• _WHAT IS REQUIRED_
The entries below are to be transcribed in full, without their images.

★ ★ ★ ★

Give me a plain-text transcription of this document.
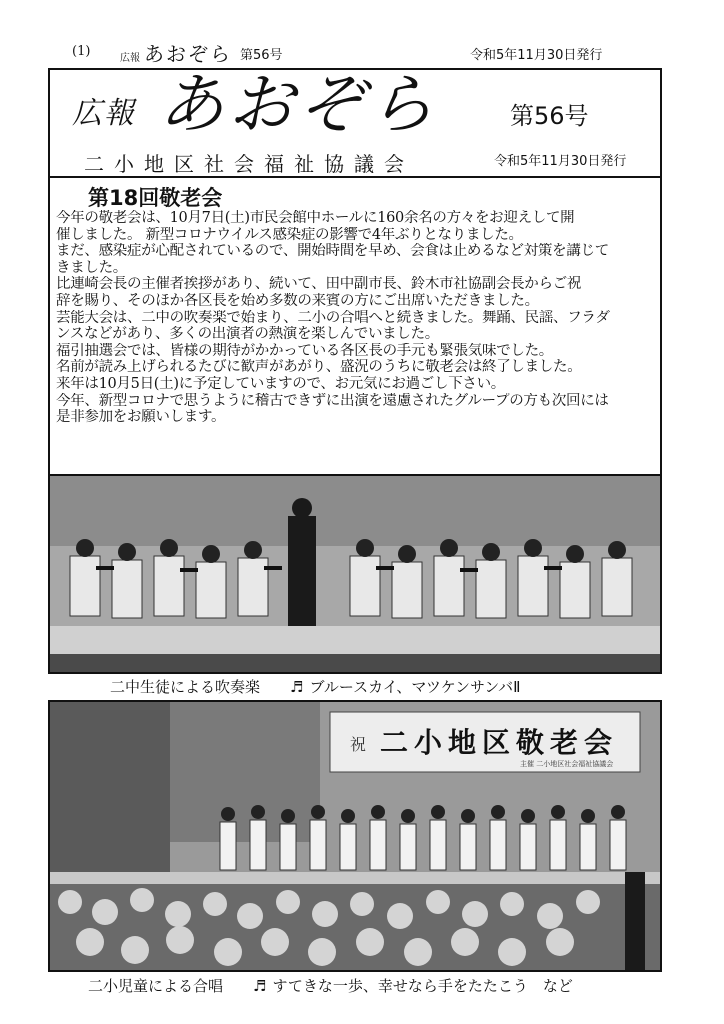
(1)	広報 あおぞら 第56号	令和5年11月30日発行
広報 あおぞら	第56号
二小地区社会福祉協議会	令和5年11月30日発行
第18回敬老会

今年の敬老会は、10月7日(土)市民会館中ホールに160余名の方々をお迎えして開

催しました。 新型コロナウイルス感染症の影響で4年ぶりとなりました。

まだ、感染症が心配されているので、開始時間を早め、会食は止めるなど対策を講じて

きました。

比連崎会長の主催者挨拶があり、続いて、田中副市長、鈴木市社協副会長からご祝

辞を賜り、そのほか各区長を始め多数の来賓の方にご出席いただきました。

芸能大会は、二中の吹奏楽で始まり、二小の合唱へと続きました。舞踊、民謡、フラダ

ンスなどがあり、多くの出演者の熱演を楽しんでいました。

福引抽選会では、皆様の期待がかかっている各区長の手元も緊張気味でした。

名前が読み上げられるたびに歓声があがり、盛況のうちに敬老会は終了しました。

来年は10月5日(土)に予定していますので、お元気にお過ごし下さい。

今年、新型コロナで思うように稽古できずに出演を遠慮されたグループの方も次回には

是非参加をお願いします。

二中生徒による吹奏楽 ♬ ブルースカイ、マツケンサンバⅡ
祝 二小地区敬老会
主催 二小地区社会福祉協議会
二小児童による合唱 ♬ すてきな一歩、幸せなら手をたたこう　など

★ ★ ★ ★

• _EXPECTED ANSWER_
Give me a plain-text transcription of this document.
(1)	広報 あおぞら 第56号	令和5年11月30日発行
広報 あおぞら	第56号
二小地区社会福祉協議会	令和5年11月30日発行
第18回敬老会

今年の敬老会は、10月7日(土)市民会館中ホールに160余名の方々をお迎えして開

催しました。 新型コロナウイルス感染症の影響で4年ぶりとなりました。

まだ、感染症が心配されているので、開始時間を早め、会食は止めるなど対策を講じて

きました。

比連崎会長の主催者挨拶があり、続いて、田中副市長、鈴木市社協副会長からご祝

辞を賜り、そのほか各区長を始め多数の来賓の方にご出席いただきました。

芸能大会は、二中の吹奏楽で始まり、二小の合唱へと続きました。舞踊、民謡、フラダ

ンスなどがあり、多くの出演者の熱演を楽しんでいました。

福引抽選会では、皆様の期待がかかっている各区長の手元も緊張気味でした。

名前が読み上げられるたびに歓声があがり、盛況のうちに敬老会は終了しました。

来年は10月5日(土)に予定していますので、お元気にお過ごし下さい。

今年、新型コロナで思うように稽古できずに出演を遠慮されたグループの方も次回には

是非参加をお願いします。

二中生徒による吹奏楽 ♬ ブルースカイ、マツケンサンバⅡ
祝 二小地区敬老会
主催 二小地区社会福祉協議会
二小児童による合唱 ♬ すてきな一歩、幸せなら手をたたこう　など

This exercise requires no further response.